* Begin *

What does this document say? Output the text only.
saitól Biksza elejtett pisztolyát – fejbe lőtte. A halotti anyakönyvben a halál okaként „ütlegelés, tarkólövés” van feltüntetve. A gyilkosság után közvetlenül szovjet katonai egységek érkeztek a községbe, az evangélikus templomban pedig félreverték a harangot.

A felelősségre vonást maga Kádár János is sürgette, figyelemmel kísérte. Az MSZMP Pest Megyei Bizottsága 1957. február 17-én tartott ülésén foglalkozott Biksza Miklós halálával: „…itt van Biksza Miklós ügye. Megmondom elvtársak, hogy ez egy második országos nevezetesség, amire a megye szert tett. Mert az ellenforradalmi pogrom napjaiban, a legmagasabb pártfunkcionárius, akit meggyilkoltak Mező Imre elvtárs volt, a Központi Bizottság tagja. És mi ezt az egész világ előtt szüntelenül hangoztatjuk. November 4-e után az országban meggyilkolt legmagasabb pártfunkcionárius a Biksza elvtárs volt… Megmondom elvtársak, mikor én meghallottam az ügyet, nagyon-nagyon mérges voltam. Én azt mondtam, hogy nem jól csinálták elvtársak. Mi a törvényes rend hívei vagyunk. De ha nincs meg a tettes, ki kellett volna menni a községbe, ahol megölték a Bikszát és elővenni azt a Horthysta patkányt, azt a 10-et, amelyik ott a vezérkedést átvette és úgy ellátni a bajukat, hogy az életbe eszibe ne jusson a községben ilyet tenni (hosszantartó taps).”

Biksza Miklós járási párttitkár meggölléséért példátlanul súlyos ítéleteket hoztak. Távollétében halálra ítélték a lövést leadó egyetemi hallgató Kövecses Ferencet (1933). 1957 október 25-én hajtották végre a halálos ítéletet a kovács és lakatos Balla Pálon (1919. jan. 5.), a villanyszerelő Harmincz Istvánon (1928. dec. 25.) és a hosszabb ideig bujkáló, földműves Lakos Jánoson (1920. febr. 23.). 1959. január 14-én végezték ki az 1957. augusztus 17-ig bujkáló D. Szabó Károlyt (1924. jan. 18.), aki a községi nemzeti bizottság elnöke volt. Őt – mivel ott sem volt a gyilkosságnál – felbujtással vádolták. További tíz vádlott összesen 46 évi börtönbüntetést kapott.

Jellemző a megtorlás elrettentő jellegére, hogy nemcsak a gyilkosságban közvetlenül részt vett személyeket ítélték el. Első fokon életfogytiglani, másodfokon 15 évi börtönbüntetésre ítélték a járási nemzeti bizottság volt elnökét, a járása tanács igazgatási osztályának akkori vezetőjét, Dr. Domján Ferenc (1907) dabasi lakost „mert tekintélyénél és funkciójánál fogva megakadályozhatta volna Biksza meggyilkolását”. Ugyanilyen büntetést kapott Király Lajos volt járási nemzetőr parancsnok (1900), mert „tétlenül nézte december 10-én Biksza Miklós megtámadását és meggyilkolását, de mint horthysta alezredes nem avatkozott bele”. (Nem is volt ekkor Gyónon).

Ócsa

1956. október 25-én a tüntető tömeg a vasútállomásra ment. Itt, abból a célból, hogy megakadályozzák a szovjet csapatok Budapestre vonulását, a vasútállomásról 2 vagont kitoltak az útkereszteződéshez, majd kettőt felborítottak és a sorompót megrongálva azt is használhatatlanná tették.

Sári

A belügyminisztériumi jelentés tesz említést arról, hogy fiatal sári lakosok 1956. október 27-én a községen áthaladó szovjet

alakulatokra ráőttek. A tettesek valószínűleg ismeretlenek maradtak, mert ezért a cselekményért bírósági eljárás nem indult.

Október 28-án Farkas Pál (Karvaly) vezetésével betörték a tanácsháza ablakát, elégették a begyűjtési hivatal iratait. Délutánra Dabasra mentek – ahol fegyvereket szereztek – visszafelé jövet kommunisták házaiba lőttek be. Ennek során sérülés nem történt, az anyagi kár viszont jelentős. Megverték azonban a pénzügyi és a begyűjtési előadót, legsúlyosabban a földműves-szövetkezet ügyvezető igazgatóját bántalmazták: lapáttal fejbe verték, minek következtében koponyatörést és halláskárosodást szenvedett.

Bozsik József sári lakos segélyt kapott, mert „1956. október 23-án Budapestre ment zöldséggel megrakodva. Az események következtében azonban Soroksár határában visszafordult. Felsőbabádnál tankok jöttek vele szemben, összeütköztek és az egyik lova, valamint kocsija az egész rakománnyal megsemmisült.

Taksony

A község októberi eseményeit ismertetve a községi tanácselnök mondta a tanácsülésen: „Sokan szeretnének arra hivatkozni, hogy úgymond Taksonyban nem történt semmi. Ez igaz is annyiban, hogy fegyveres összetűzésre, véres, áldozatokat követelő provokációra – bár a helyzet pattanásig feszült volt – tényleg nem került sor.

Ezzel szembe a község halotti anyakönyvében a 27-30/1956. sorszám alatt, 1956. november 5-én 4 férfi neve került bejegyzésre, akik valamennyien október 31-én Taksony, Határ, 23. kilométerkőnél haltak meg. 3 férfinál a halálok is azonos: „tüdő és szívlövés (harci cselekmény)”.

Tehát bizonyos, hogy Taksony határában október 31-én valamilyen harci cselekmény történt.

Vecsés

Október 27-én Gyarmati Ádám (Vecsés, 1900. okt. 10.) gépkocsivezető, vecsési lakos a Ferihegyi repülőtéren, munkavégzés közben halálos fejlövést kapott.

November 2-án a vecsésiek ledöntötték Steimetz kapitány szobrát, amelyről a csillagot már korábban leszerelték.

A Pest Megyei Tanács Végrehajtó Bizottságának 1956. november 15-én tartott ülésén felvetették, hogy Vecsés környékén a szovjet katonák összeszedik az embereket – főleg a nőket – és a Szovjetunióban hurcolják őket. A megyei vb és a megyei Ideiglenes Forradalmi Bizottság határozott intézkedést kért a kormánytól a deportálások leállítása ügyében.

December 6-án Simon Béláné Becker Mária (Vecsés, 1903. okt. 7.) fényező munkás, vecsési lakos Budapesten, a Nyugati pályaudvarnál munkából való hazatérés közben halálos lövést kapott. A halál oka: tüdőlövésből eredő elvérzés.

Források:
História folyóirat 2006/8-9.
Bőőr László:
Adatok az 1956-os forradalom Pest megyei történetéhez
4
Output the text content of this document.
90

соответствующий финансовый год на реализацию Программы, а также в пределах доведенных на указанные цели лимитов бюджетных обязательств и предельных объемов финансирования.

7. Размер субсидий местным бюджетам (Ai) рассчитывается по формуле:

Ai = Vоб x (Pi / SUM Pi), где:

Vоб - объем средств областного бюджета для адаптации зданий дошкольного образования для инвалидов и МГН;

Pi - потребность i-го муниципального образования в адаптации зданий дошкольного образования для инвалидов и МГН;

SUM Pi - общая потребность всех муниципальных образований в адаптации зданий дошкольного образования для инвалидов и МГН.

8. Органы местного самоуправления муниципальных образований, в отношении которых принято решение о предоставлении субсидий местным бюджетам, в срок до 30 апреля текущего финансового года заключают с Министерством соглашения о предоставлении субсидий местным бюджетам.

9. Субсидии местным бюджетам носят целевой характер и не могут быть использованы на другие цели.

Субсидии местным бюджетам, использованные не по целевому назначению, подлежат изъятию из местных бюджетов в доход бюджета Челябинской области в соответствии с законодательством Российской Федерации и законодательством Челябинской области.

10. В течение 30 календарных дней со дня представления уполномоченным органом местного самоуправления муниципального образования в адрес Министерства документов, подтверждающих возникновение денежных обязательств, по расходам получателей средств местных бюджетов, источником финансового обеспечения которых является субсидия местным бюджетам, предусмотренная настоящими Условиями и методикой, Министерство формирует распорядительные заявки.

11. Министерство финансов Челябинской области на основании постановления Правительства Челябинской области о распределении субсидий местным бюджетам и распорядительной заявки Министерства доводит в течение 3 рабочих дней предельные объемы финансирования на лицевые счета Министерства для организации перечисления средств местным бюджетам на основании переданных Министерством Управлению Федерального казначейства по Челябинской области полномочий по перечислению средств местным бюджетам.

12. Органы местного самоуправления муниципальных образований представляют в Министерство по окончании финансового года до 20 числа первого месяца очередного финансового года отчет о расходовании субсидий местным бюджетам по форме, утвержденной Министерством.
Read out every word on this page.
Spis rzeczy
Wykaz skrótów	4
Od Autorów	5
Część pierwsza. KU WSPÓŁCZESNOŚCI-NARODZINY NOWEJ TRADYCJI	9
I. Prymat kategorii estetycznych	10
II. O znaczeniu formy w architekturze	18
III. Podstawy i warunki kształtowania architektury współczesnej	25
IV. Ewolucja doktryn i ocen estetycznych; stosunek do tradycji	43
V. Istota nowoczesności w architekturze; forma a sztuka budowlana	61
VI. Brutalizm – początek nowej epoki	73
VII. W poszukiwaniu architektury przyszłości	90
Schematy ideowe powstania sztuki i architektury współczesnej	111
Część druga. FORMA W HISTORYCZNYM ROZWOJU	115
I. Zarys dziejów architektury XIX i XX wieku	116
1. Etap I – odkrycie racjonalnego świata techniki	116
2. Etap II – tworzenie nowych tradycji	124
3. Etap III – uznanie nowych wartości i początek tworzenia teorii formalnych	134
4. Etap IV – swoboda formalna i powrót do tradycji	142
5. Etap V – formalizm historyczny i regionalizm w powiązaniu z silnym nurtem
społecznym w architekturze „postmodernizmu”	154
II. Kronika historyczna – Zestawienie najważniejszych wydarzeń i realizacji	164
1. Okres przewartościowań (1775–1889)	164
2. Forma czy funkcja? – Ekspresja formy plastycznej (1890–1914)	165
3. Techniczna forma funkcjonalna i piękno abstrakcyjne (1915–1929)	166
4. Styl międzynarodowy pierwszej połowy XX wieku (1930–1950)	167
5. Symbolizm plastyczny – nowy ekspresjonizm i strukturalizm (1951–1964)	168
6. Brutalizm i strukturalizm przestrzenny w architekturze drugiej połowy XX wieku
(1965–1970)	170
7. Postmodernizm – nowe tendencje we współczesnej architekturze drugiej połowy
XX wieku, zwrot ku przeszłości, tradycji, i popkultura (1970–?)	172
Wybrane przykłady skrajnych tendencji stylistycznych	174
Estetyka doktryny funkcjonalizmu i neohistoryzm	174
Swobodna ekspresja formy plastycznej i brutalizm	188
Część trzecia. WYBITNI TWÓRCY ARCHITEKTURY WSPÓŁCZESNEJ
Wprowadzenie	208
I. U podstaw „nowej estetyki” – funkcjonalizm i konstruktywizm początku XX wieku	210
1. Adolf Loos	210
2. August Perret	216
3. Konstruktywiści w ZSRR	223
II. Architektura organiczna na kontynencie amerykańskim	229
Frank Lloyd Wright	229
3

* End *

* Task details
Each line that has the word "течение" should be copied.

* In response
10. В течение 30 календарных дней со дня представления уполномоченным органом местного самоуправления муниципального образования в адрес Министерства документов, подтверждающих возникновение денежных обязательств, по расходам получателей средств местных бюджетов, источником финансового обеспечения которых является субсидия местным бюджетам, предусмотренная настоящими Условиями и методикой, Министерство формирует распорядительные заявки.
11. Министерство финансов Челябинской области на основании постановления Правительства Челябинской области о распределении субсидий местным бюджетам и распорядительной заявки Министерства доводит в течение 3 рабочих дней предельные объемы финансирования на лицевые счета Министерства для организации перечисления средств местным бюджетам на основании переданных Министерством Управлению Федерального казначейства по Челябинской области полномочий по перечислению средств местным бюджетам.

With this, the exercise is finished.